Identify every line in the records below that contains the word "true", and copy each of those lines.

◆ ◆ ◆ ◆

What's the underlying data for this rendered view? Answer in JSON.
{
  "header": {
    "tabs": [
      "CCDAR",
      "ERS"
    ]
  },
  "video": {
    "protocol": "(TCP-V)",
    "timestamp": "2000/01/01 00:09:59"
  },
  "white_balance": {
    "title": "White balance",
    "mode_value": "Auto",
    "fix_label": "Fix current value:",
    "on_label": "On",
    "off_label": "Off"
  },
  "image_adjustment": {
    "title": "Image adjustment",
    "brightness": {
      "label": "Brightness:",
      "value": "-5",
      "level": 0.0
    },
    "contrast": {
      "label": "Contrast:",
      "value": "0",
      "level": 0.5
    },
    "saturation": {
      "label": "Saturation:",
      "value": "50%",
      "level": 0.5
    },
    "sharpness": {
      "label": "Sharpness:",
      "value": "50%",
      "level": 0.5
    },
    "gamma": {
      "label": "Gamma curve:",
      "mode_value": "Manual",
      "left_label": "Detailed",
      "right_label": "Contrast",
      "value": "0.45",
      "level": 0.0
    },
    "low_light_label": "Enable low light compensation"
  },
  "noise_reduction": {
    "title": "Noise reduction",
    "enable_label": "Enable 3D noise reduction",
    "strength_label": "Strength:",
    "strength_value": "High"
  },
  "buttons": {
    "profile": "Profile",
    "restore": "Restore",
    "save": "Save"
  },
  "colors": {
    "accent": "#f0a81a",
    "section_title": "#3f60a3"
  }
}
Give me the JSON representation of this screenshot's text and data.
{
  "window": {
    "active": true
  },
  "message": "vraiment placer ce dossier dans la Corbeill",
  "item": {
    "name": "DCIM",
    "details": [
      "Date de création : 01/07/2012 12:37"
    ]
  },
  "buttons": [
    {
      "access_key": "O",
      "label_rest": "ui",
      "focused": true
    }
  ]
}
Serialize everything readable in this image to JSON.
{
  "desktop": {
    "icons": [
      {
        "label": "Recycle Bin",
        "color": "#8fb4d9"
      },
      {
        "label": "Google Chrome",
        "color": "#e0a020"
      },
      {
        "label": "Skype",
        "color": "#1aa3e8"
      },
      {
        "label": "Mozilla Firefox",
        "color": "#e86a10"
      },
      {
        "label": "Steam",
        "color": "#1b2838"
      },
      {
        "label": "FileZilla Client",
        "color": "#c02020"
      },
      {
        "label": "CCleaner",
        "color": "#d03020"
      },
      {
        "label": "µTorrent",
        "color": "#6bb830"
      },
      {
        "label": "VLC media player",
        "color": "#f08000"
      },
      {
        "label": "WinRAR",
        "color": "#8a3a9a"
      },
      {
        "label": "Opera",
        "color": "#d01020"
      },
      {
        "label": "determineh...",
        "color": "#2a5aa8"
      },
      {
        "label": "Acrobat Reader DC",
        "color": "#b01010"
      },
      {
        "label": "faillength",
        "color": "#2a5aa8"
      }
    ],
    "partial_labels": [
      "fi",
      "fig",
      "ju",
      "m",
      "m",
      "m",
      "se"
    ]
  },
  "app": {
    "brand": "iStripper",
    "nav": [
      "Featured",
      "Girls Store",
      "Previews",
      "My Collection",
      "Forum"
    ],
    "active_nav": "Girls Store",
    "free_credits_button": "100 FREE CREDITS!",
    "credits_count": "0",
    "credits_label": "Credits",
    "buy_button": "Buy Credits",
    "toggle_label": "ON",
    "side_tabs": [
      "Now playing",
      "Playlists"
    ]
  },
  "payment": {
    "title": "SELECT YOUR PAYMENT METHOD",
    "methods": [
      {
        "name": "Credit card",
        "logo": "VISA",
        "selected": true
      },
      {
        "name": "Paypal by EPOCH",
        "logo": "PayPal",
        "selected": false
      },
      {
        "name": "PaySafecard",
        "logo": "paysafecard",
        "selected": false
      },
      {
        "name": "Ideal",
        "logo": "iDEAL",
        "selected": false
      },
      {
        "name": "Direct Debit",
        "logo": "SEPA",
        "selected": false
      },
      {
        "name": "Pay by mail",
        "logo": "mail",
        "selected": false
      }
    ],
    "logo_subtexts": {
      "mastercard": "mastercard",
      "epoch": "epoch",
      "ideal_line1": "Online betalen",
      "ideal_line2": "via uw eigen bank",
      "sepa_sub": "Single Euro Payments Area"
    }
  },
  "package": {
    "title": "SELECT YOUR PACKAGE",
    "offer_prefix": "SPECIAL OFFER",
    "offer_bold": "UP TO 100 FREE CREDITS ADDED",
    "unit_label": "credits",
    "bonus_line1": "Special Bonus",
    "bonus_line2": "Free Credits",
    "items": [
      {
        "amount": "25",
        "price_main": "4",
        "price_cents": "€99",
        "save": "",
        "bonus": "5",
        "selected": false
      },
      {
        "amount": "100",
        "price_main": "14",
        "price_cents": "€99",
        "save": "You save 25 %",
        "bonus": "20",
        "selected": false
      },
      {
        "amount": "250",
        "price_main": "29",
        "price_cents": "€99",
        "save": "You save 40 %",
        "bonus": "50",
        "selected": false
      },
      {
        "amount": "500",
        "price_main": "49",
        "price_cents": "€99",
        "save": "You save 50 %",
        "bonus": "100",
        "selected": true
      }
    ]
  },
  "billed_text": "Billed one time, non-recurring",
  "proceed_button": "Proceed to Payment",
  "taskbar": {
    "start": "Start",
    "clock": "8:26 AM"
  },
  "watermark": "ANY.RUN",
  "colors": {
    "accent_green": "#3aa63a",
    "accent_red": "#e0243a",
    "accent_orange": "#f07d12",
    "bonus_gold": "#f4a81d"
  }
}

◆ ◆ ◆ ◆

» **Solution to the exercise**
    "active": true
      "focused": true
        "selected": true
        "selected": true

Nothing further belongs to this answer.